## TASK TO COMPLETE
Omit every picture and write out the rest of the records exactly.

## INPUT FOR THIS TASK
# # # # #
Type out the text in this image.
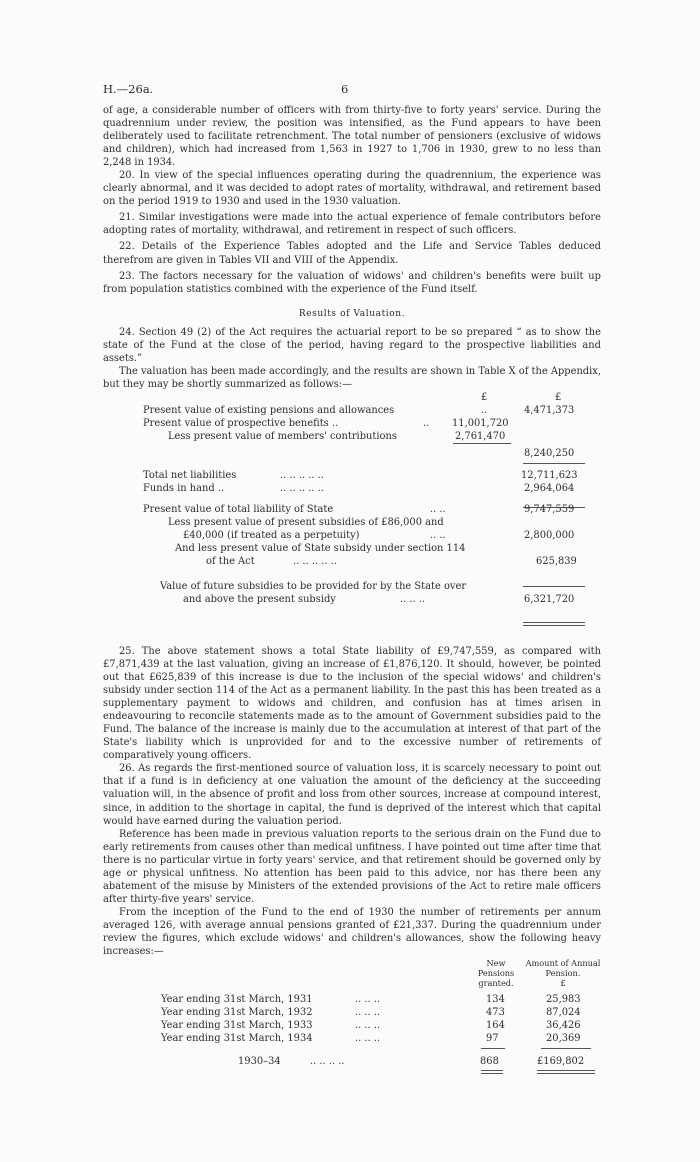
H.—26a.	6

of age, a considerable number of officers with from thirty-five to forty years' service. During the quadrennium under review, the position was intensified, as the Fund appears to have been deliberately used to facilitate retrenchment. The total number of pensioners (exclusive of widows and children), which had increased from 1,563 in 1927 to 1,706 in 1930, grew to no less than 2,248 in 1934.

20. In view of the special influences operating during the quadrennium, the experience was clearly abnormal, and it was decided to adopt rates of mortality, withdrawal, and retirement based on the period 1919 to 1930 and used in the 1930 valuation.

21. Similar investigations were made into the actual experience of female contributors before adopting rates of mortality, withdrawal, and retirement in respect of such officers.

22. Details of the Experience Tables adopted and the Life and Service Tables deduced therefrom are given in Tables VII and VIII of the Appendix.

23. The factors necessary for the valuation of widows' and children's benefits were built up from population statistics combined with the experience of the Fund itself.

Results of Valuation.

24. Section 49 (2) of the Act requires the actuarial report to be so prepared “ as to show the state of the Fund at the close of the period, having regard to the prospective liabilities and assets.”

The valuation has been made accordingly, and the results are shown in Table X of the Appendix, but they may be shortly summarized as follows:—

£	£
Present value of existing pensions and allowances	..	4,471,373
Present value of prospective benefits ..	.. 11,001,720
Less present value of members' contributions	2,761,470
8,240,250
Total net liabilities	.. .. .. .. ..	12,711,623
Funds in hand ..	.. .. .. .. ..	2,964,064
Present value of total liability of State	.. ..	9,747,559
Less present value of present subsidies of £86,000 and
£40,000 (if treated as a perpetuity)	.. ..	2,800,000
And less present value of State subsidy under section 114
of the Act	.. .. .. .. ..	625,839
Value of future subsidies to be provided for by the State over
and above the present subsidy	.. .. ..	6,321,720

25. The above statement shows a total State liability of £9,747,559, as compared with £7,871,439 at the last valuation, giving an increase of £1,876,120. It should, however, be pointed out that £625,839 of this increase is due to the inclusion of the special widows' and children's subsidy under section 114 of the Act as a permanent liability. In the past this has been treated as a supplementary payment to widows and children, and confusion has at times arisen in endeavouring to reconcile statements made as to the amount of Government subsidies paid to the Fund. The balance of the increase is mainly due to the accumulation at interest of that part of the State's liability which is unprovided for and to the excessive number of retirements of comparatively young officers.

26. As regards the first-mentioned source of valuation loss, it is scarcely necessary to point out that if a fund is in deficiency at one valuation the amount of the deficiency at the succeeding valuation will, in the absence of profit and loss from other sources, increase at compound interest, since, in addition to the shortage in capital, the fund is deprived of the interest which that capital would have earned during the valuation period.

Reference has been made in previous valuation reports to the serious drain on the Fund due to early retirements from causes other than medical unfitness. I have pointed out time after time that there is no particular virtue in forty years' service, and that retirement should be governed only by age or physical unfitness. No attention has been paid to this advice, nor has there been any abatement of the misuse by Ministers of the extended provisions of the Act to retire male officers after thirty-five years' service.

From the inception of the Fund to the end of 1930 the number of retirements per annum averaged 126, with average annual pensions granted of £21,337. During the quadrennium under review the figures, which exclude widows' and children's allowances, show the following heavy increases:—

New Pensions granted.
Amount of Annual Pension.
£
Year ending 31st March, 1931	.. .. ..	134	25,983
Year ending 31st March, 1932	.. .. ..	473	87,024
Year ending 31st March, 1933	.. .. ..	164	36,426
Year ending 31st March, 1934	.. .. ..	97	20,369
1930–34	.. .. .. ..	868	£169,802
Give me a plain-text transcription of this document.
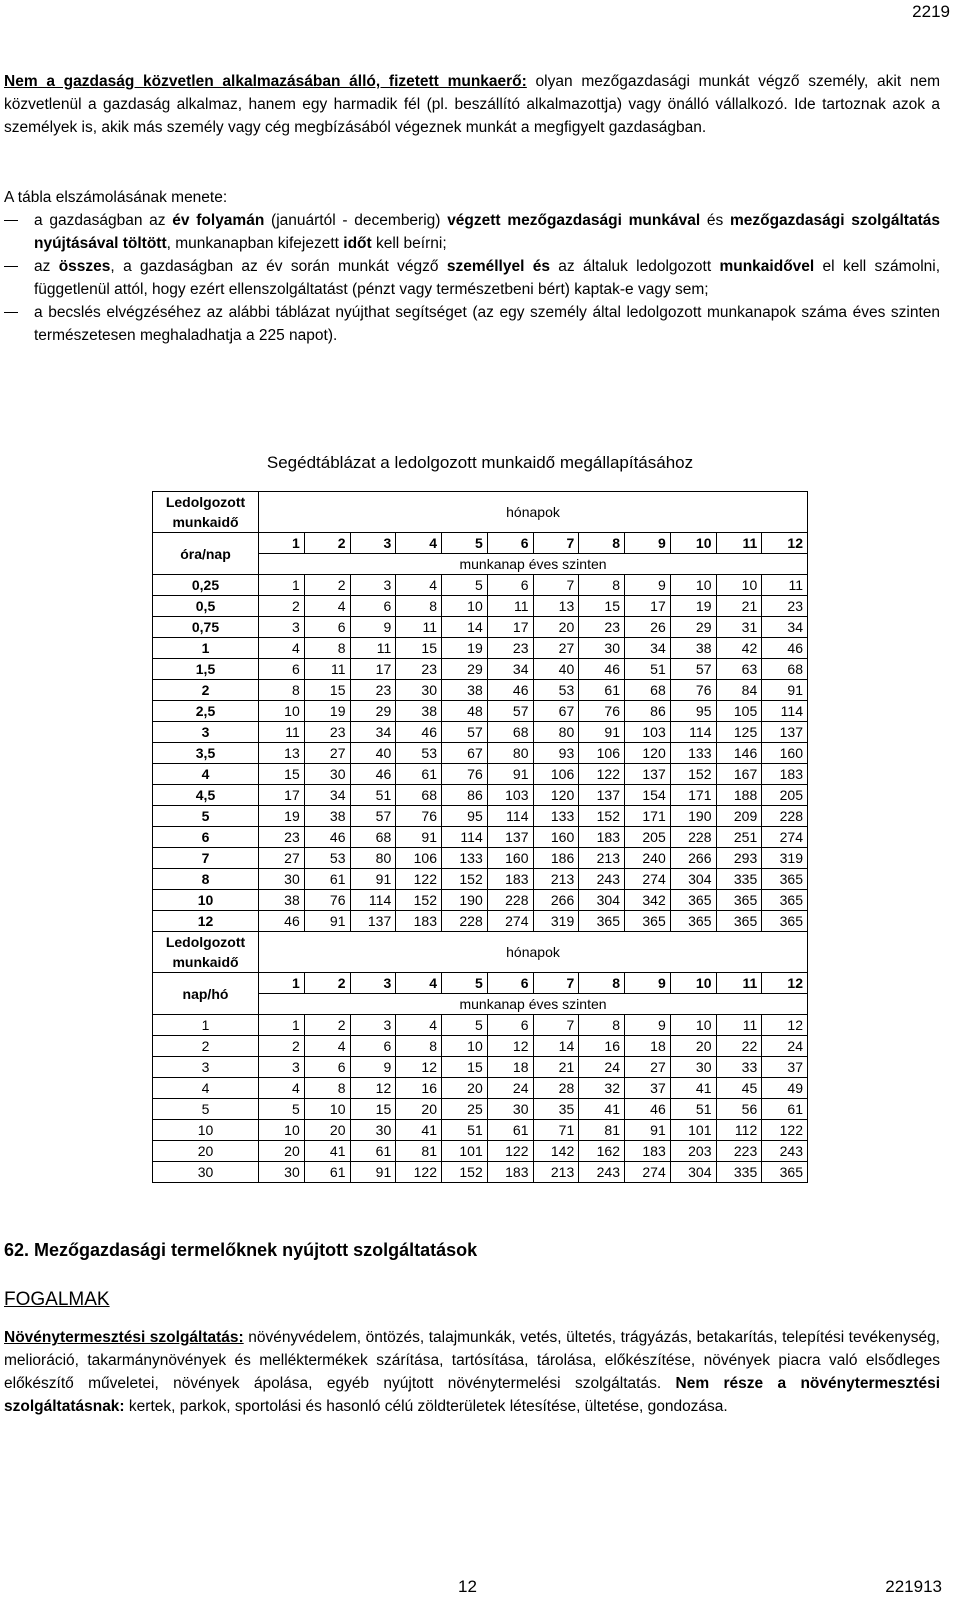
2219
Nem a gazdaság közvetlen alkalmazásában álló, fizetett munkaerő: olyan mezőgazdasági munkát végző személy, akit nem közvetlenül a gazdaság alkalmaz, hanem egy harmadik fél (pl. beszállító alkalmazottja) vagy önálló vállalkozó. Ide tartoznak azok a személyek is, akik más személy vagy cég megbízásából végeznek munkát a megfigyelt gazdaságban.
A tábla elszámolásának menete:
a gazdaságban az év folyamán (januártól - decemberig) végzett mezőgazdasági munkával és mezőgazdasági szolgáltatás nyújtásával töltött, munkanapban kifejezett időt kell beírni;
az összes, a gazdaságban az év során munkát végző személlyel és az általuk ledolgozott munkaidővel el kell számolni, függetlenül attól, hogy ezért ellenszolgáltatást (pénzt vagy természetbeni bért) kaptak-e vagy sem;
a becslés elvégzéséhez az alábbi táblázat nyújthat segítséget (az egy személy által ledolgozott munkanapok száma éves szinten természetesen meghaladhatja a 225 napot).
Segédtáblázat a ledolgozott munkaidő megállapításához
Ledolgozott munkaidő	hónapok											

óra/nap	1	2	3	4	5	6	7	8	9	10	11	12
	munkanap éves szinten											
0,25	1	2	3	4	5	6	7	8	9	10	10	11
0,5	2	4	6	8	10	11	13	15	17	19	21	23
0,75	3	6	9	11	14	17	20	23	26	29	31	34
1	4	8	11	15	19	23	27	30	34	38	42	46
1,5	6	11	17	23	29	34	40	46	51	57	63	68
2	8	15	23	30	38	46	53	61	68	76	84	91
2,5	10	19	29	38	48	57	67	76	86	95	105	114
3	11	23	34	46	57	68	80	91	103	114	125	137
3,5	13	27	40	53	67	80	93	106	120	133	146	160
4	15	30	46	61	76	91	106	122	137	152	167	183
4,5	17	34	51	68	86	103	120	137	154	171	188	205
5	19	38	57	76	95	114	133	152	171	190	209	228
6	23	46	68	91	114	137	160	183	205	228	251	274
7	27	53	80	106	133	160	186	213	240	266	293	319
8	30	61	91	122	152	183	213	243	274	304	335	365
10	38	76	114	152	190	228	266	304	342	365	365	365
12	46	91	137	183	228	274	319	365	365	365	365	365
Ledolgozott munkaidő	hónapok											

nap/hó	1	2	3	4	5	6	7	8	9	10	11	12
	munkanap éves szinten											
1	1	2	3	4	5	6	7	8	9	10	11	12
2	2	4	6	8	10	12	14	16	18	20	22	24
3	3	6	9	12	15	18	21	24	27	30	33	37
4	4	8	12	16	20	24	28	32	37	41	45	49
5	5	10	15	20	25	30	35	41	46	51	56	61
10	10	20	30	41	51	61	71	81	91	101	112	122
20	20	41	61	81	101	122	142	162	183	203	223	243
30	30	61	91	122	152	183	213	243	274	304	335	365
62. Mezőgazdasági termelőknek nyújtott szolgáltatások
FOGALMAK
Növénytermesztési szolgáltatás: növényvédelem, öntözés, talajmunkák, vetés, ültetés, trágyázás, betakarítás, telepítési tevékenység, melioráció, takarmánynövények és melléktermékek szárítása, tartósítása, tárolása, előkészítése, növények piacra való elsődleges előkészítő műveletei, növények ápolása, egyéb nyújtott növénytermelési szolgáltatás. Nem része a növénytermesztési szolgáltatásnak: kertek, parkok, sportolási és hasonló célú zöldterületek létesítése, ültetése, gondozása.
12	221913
# # # # #
## RESPONSE TO THIS TASK
Type out the text in this image.
H.—26a.	6

of age, a considerable number of officers with from thirty-five to forty years' service. During the quadrennium under review, the position was intensified, as the Fund appears to have been deliberately used to facilitate retrenchment. The total number of pensioners (exclusive of widows and children), which had increased from 1,563 in 1927 to 1,706 in 1930, grew to no less than 2,248 in 1934.

20. In view of the special influences operating during the quadrennium, the experience was clearly abnormal, and it was decided to adopt rates of mortality, withdrawal, and retirement based on the period 1919 to 1930 and used in the 1930 valuation.

21. Similar investigations were made into the actual experience of female contributors before adopting rates of mortality, withdrawal, and retirement in respect of such officers.

22. Details of the Experience Tables adopted and the Life and Service Tables deduced therefrom are given in Tables VII and VIII of the Appendix.

23. The factors necessary for the valuation of widows' and children's benefits were built up from population statistics combined with the experience of the Fund itself.

Results of Valuation.

24. Section 49 (2) of the Act requires the actuarial report to be so prepared “ as to show the state of the Fund at the close of the period, having regard to the prospective liabilities and assets.”

The valuation has been made accordingly, and the results are shown in Table X of the Appendix, but they may be shortly summarized as follows:—

£	£
Present value of existing pensions and allowances	..	4,471,373
Present value of prospective benefits ..	.. 11,001,720
Less present value of members' contributions	2,761,470
8,240,250
Total net liabilities	.. .. .. .. ..	12,711,623
Funds in hand ..	.. .. .. .. ..	2,964,064
Present value of total liability of State	.. ..	9,747,559
Less present value of present subsidies of £86,000 and
£40,000 (if treated as a perpetuity)	.. ..	2,800,000
And less present value of State subsidy under section 114
of the Act	.. .. .. .. ..	625,839
Value of future subsidies to be provided for by the State over
and above the present subsidy	.. .. ..	6,321,720

25. The above statement shows a total State liability of £9,747,559, as compared with £7,871,439 at the last valuation, giving an increase of £1,876,120. It should, however, be pointed out that £625,839 of this increase is due to the inclusion of the special widows' and children's subsidy under section 114 of the Act as a permanent liability. In the past this has been treated as a supplementary payment to widows and children, and confusion has at times arisen in endeavouring to reconcile statements made as to the amount of Government subsidies paid to the Fund. The balance of the increase is mainly due to the accumulation at interest of that part of the State's liability which is unprovided for and to the excessive number of retirements of comparatively young officers.

26. As regards the first-mentioned source of valuation loss, it is scarcely necessary to point out that if a fund is in deficiency at one valuation the amount of the deficiency at the succeeding valuation will, in the absence of profit and loss from other sources, increase at compound interest, since, in addition to the shortage in capital, the fund is deprived of the interest which that capital would have earned during the valuation period.

Reference has been made in previous valuation reports to the serious drain on the Fund due to early retirements from causes other than medical unfitness. I have pointed out time after time that there is no particular virtue in forty years' service, and that retirement should be governed only by age or physical unfitness. No attention has been paid to this advice, nor has there been any abatement of the misuse by Ministers of the extended provisions of the Act to retire male officers after thirty-five years' service.

From the inception of the Fund to the end of 1930 the number of retirements per annum averaged 126, with average annual pensions granted of £21,337. During the quadrennium under review the figures, which exclude widows' and children's allowances, show the following heavy increases:—

New Pensions granted.
Amount of Annual Pension.
£
Year ending 31st March, 1931	.. .. ..	134	25,983
Year ending 31st March, 1932	.. .. ..	473	87,024
Year ending 31st March, 1933	.. .. ..	164	36,426
Year ending 31st March, 1934	.. .. ..	97	20,369
1930–34	.. .. .. ..	868	£169,802
Give me a plain-text transcription of this document.
2219
Nem a gazdaság közvetlen alkalmazásában álló, fizetett munkaerő: olyan mezőgazdasági munkát végző személy, akit nem közvetlenül a gazdaság alkalmaz, hanem egy harmadik fél (pl. beszállító alkalmazottja) vagy önálló vállalkozó. Ide tartoznak azok a személyek is, akik más személy vagy cég megbízásából végeznek munkát a megfigyelt gazdaságban.
A tábla elszámolásának menete:
a gazdaságban az év folyamán (januártól - decemberig) végzett mezőgazdasági munkával és mezőgazdasági szolgáltatás nyújtásával töltött, munkanapban kifejezett időt kell beírni;
az összes, a gazdaságban az év során munkát végző személlyel és az általuk ledolgozott munkaidővel el kell számolni, függetlenül attól, hogy ezért ellenszolgáltatást (pénzt vagy természetbeni bért) kaptak-e vagy sem;
a becslés elvégzéséhez az alábbi táblázat nyújthat segítséget (az egy személy által ledolgozott munkanapok száma éves szinten természetesen meghaladhatja a 225 napot).
Segédtáblázat a ledolgozott munkaidő megállapításához
Ledolgozott munkaidő	hónapok											

óra/nap	1	2	3	4	5	6	7	8	9	10	11	12
	munkanap éves szinten											
0,25	1	2	3	4	5	6	7	8	9	10	10	11
0,5	2	4	6	8	10	11	13	15	17	19	21	23
0,75	3	6	9	11	14	17	20	23	26	29	31	34
1	4	8	11	15	19	23	27	30	34	38	42	46
1,5	6	11	17	23	29	34	40	46	51	57	63	68
2	8	15	23	30	38	46	53	61	68	76	84	91
2,5	10	19	29	38	48	57	67	76	86	95	105	114
3	11	23	34	46	57	68	80	91	103	114	125	137
3,5	13	27	40	53	67	80	93	106	120	133	146	160
4	15	30	46	61	76	91	106	122	137	152	167	183
4,5	17	34	51	68	86	103	120	137	154	171	188	205
5	19	38	57	76	95	114	133	152	171	190	209	228
6	23	46	68	91	114	137	160	183	205	228	251	274
7	27	53	80	106	133	160	186	213	240	266	293	319
8	30	61	91	122	152	183	213	243	274	304	335	365
10	38	76	114	152	190	228	266	304	342	365	365	365
12	46	91	137	183	228	274	319	365	365	365	365	365
Ledolgozott munkaidő	hónapok											

nap/hó	1	2	3	4	5	6	7	8	9	10	11	12
	munkanap éves szinten											
1	1	2	3	4	5	6	7	8	9	10	11	12
2	2	4	6	8	10	12	14	16	18	20	22	24
3	3	6	9	12	15	18	21	24	27	30	33	37
4	4	8	12	16	20	24	28	32	37	41	45	49
5	5	10	15	20	25	30	35	41	46	51	56	61
10	10	20	30	41	51	61	71	81	91	101	112	122
20	20	41	61	81	101	122	142	162	183	203	223	243
30	30	61	91	122	152	183	213	243	274	304	335	365
62. Mezőgazdasági termelőknek nyújtott szolgáltatások
FOGALMAK
Növénytermesztési szolgáltatás: növényvédelem, öntözés, talajmunkák, vetés, ültetés, trágyázás, betakarítás, telepítési tevékenység, melioráció, takarmánynövények és melléktermékek szárítása, tartósítása, tárolása, előkészítése, növények piacra való elsődleges előkészítő műveletei, növények ápolása, egyéb nyújtott növénytermelési szolgáltatás. Nem része a növénytermesztési szolgáltatásnak: kertek, parkok, sportolási és hasonló célú zöldterületek létesítése, ültetése, gondozása.
12	221913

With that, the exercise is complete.